Records for this task:
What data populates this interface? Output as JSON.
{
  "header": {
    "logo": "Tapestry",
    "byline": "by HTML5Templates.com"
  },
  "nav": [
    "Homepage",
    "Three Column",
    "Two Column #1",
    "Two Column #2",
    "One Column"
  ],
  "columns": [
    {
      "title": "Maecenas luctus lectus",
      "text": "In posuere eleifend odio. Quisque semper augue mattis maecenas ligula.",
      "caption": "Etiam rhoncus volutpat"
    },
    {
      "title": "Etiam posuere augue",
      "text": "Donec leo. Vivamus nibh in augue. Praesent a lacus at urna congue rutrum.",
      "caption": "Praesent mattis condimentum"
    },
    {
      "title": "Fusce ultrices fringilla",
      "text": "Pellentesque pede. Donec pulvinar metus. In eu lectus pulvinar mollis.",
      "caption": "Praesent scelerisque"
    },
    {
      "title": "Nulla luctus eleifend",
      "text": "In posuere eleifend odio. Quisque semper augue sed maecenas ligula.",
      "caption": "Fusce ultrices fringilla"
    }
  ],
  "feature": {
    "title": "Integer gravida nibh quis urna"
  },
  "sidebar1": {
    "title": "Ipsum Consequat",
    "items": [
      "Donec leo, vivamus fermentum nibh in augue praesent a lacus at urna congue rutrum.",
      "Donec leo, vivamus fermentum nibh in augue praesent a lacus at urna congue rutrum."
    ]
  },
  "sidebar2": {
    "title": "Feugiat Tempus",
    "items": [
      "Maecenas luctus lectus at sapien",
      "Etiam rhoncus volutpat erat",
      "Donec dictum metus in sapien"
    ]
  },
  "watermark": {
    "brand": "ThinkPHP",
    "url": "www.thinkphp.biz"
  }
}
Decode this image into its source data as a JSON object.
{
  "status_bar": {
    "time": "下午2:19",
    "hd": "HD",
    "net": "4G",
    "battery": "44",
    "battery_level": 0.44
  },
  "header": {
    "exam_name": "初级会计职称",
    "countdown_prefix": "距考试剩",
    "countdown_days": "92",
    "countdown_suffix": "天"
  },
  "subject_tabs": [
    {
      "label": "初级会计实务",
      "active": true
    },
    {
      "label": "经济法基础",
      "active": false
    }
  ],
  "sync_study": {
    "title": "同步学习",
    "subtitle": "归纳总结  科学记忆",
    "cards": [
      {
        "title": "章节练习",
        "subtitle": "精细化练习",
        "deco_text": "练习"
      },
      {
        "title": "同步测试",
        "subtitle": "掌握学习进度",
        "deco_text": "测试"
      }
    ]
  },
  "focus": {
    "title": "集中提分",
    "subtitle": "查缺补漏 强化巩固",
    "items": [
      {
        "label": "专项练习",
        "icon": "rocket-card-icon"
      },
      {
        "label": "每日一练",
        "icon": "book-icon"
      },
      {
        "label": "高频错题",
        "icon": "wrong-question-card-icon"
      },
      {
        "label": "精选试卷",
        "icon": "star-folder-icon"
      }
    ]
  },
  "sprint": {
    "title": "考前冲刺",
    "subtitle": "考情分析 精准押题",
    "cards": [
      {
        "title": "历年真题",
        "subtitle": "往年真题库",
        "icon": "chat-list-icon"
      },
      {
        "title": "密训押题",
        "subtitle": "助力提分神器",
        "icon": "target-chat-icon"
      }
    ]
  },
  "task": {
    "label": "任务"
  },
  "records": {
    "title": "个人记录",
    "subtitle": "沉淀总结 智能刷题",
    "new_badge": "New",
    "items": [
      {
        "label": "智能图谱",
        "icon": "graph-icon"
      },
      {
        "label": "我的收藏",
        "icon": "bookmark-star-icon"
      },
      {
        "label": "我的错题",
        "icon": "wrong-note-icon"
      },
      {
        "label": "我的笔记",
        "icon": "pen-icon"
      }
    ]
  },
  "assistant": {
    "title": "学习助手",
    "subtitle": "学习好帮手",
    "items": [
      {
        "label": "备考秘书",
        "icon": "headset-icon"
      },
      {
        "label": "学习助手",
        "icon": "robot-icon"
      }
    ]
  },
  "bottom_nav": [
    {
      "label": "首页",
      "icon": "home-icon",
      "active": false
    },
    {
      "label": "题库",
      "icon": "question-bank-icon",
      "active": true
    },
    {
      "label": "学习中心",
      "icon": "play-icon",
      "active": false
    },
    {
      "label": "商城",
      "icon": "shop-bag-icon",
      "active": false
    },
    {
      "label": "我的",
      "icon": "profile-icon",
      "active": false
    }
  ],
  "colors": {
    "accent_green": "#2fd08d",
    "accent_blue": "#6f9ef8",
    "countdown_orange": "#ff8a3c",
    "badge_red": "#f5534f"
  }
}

Written task: Gather all lines from the records above in which "data" appears.

Finished answer:
What data populates this interface? Output as JSON.
Decode this image into its source data as a JSON object.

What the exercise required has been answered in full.